Reproduce each line bearing the word "console".

[begin SUPPLIED DATA]

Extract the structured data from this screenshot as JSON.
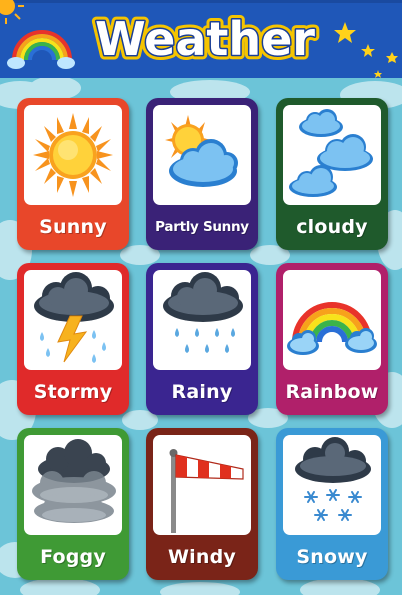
{
  "title": "Weather",
  "cards": [
    {
      "label": "Sunny",
      "color": "#e8472a",
      "icon": "sun-icon"
    },
    {
      "label": "Partly Sunny",
      "color": "#3a2277",
      "icon": "partly-sunny-icon"
    },
    {
      "label": "cloudy",
      "color": "#1f5a2c",
      "icon": "cloudy-icon"
    },
    {
      "label": "Stormy",
      "color": "#e02a2a",
      "icon": "storm-icon"
    },
    {
      "label": "Rainy",
      "color": "#3a2590",
      "icon": "rain-icon"
    },
    {
      "label": "Rainbow",
      "color": "#b0206a",
      "icon": "rainbow-icon"
    },
    {
      "label": "Foggy",
      "color": "#3f9a35",
      "icon": "fog-icon"
    },
    {
      "label": "Windy",
      "color": "#7a2418",
      "icon": "windsock-icon"
    },
    {
      "label": "Snowy",
      "color": "#3a9ad6",
      "icon": "snow-icon"
    }
  ],
  "colors": {
    "header": "#1f57b8",
    "background": "#6cc4d8",
    "title_fill": "#ffffff",
    "title_outline": "#1a3f96"
  }
}
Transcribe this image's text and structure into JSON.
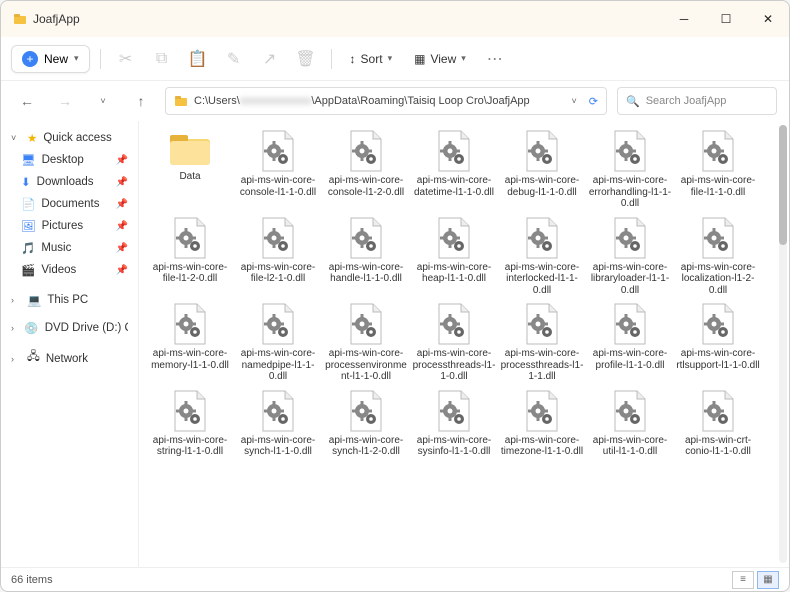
{
  "window": {
    "title": "JoafjApp"
  },
  "toolbar": {
    "new_label": "New",
    "sort_label": "Sort",
    "view_label": "View"
  },
  "address": {
    "path_prefix": "C:\\Users\\",
    "path_blur": "xxxxxxxxxxxxx",
    "path_suffix": "\\AppData\\Roaming\\Taisiq Loop Cro\\JoafjApp"
  },
  "search": {
    "placeholder": "Search JoafjApp"
  },
  "sidebar": {
    "quick": "Quick access",
    "items": [
      {
        "label": "Desktop"
      },
      {
        "label": "Downloads"
      },
      {
        "label": "Documents"
      },
      {
        "label": "Pictures"
      },
      {
        "label": "Music"
      },
      {
        "label": "Videos"
      }
    ],
    "thispc": "This PC",
    "dvd": "DVD Drive (D:) CCCC",
    "network": "Network"
  },
  "files": [
    {
      "name": "Data",
      "type": "folder"
    },
    {
      "name": "api-ms-win-core-console-l1-1-0.dll",
      "type": "dll"
    },
    {
      "name": "api-ms-win-core-console-l1-2-0.dll",
      "type": "dll"
    },
    {
      "name": "api-ms-win-core-datetime-l1-1-0.dll",
      "type": "dll"
    },
    {
      "name": "api-ms-win-core-debug-l1-1-0.dll",
      "type": "dll"
    },
    {
      "name": "api-ms-win-core-errorhandling-l1-1-0.dll",
      "type": "dll"
    },
    {
      "name": "api-ms-win-core-file-l1-1-0.dll",
      "type": "dll"
    },
    {
      "name": "api-ms-win-core-file-l1-2-0.dll",
      "type": "dll"
    },
    {
      "name": "api-ms-win-core-file-l2-1-0.dll",
      "type": "dll"
    },
    {
      "name": "api-ms-win-core-handle-l1-1-0.dll",
      "type": "dll"
    },
    {
      "name": "api-ms-win-core-heap-l1-1-0.dll",
      "type": "dll"
    },
    {
      "name": "api-ms-win-core-interlocked-l1-1-0.dll",
      "type": "dll"
    },
    {
      "name": "api-ms-win-core-libraryloader-l1-1-0.dll",
      "type": "dll"
    },
    {
      "name": "api-ms-win-core-localization-l1-2-0.dll",
      "type": "dll"
    },
    {
      "name": "api-ms-win-core-memory-l1-1-0.dll",
      "type": "dll"
    },
    {
      "name": "api-ms-win-core-namedpipe-l1-1-0.dll",
      "type": "dll"
    },
    {
      "name": "api-ms-win-core-processenvironment-l1-1-0.dll",
      "type": "dll"
    },
    {
      "name": "api-ms-win-core-processthreads-l1-1-0.dll",
      "type": "dll"
    },
    {
      "name": "api-ms-win-core-processthreads-l1-1-1.dll",
      "type": "dll"
    },
    {
      "name": "api-ms-win-core-profile-l1-1-0.dll",
      "type": "dll"
    },
    {
      "name": "api-ms-win-core-rtlsupport-l1-1-0.dll",
      "type": "dll"
    },
    {
      "name": "api-ms-win-core-string-l1-1-0.dll",
      "type": "dll"
    },
    {
      "name": "api-ms-win-core-synch-l1-1-0.dll",
      "type": "dll"
    },
    {
      "name": "api-ms-win-core-synch-l1-2-0.dll",
      "type": "dll"
    },
    {
      "name": "api-ms-win-core-sysinfo-l1-1-0.dll",
      "type": "dll"
    },
    {
      "name": "api-ms-win-core-timezone-l1-1-0.dll",
      "type": "dll"
    },
    {
      "name": "api-ms-win-core-util-l1-1-0.dll",
      "type": "dll"
    },
    {
      "name": "api-ms-win-crt-conio-l1-1-0.dll",
      "type": "dll"
    }
  ],
  "status": {
    "count_label": "66 items"
  }
}
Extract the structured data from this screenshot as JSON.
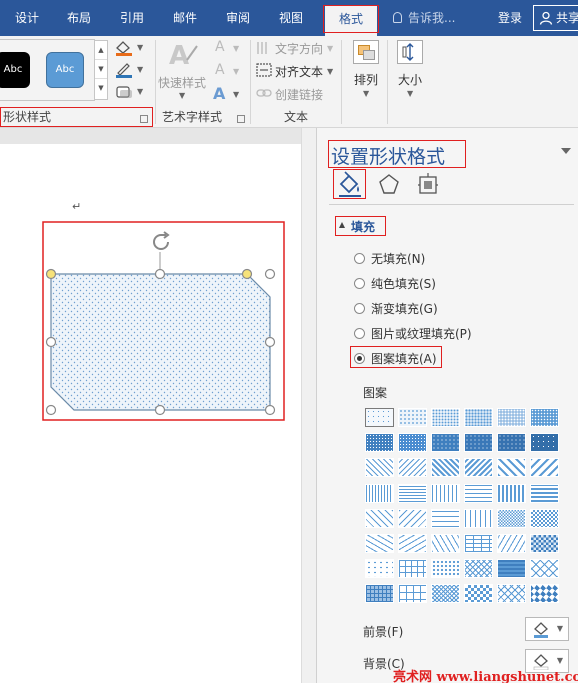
{
  "tabs": [
    "设计",
    "布局",
    "引用",
    "邮件",
    "审阅",
    "视图",
    "格式"
  ],
  "active_tab": "格式",
  "tell_me_placeholder": "告诉我...",
  "login_label": "登录",
  "share_label": "共享",
  "ribbon": {
    "shape_styles": {
      "abc_dark": "Abc",
      "abc_blue": "Abc",
      "group_label": "形状样式"
    },
    "wordart": {
      "quick_styles": "快速样式",
      "group_label": "艺术字样式"
    },
    "text": {
      "direction": "文字方向",
      "align": "对齐文本",
      "link": "创建链接",
      "group_label": "文本"
    },
    "arrange": "排列",
    "size": "大小"
  },
  "document": {
    "paragraph_mark": "↵"
  },
  "pane": {
    "title": "设置形状格式",
    "section": "填充",
    "fill_options": [
      {
        "label": "无填充(N)",
        "selected": false
      },
      {
        "label": "纯色填充(S)",
        "selected": false
      },
      {
        "label": "渐变填充(G)",
        "selected": false
      },
      {
        "label": "图片或纹理填充(P)",
        "selected": false
      },
      {
        "label": "图案填充(A)",
        "selected": true
      }
    ],
    "pattern_label": "图案",
    "foreground_label": "前景(F)",
    "background_label": "背景(C)"
  },
  "watermark": "亮术网 www.liangshunet.com",
  "colors": {
    "ribbon_blue": "#2b579a",
    "highlight_red": "#e02020",
    "pattern_blue": "#5b9bd5",
    "shape_fill": "#e4eef7"
  }
}
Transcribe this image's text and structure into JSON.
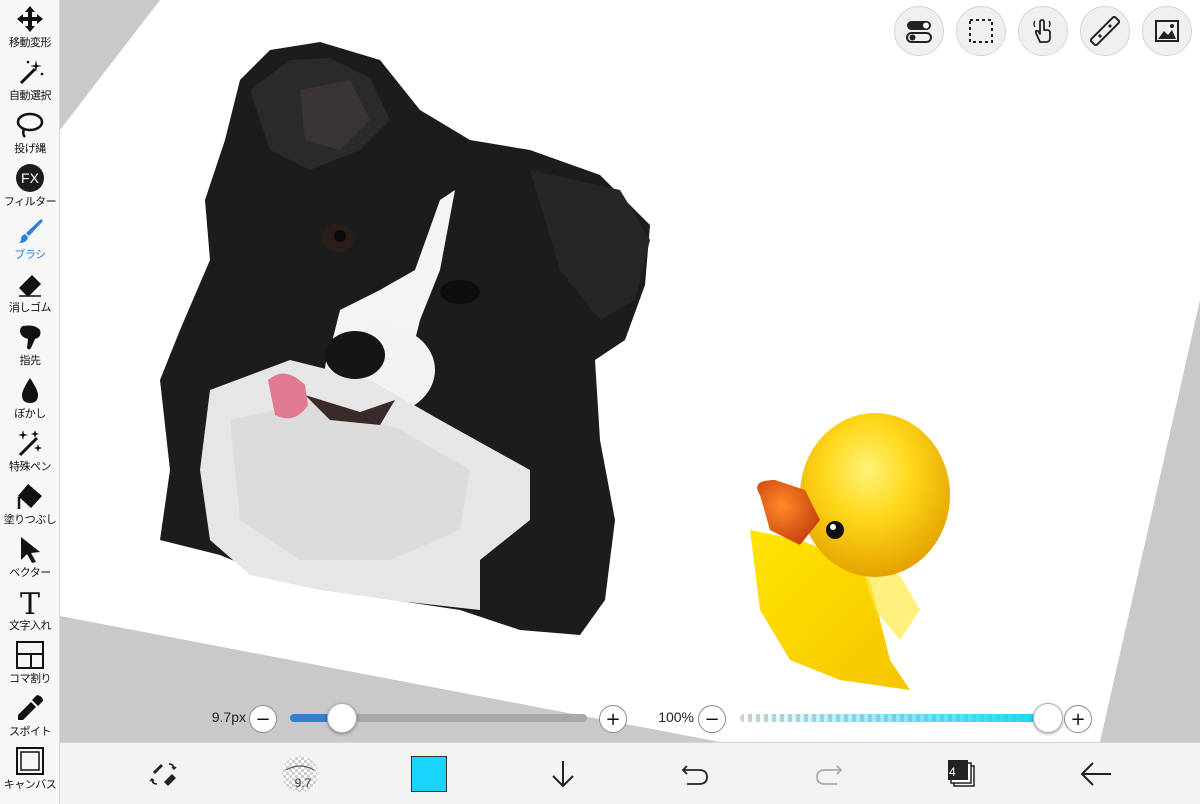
{
  "tools": [
    {
      "label": "移動変形",
      "icon": "move-arrows-icon"
    },
    {
      "label": "自動選択",
      "icon": "magic-wand-icon"
    },
    {
      "label": "投げ縄",
      "icon": "lasso-icon"
    },
    {
      "label": "フィルター",
      "icon": "fx-icon",
      "fx_text": "FX"
    },
    {
      "label": "ブラシ",
      "icon": "brush-icon",
      "active": true
    },
    {
      "label": "消しゴム",
      "icon": "eraser-icon"
    },
    {
      "label": "指先",
      "icon": "smudge-finger-icon"
    },
    {
      "label": "ぼかし",
      "icon": "blur-drop-icon"
    },
    {
      "label": "特殊ペン",
      "icon": "special-pen-icon"
    },
    {
      "label": "塗りつぶし",
      "icon": "fill-bucket-icon"
    },
    {
      "label": "ベクター",
      "icon": "vector-arrow-icon"
    },
    {
      "label": "文字入れ",
      "icon": "text-T-icon",
      "glyph": "T"
    },
    {
      "label": "コマ割り",
      "icon": "frame-divider-icon"
    },
    {
      "label": "スポイト",
      "icon": "eyedropper-icon"
    },
    {
      "label": "キャンバス",
      "icon": "canvas-icon"
    }
  ],
  "top_buttons": [
    "toggle-switches-icon",
    "selection-rect-icon",
    "hand-touch-icon",
    "ruler-icon",
    "image-layer-icon"
  ],
  "brush": {
    "size_label": "9.7px",
    "size_fraction": 0.175,
    "thumb_number": "9.7"
  },
  "opacity": {
    "label": "100%",
    "value_fraction": 1.0
  },
  "colors": {
    "accent": "#2f7fd6",
    "current_color": "#17d5fb",
    "opacity_track": "#17d5fb"
  },
  "layers": {
    "count": "4"
  },
  "bottom_buttons": [
    "swap-brush-eraser-icon",
    "brush-thumbnail-icon",
    "current-color-swatch",
    "down-arrow-icon",
    "undo-icon",
    "redo-icon",
    "layers-icon",
    "back-arrow-icon"
  ]
}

[end SUPPLIED DATA]

RESULT FOR THIS EXERCISE:
      "name": "api-ms-win-core-console-l1-1-0.dll",
      "name": "api-ms-win-core-console-l1-2-0.dll",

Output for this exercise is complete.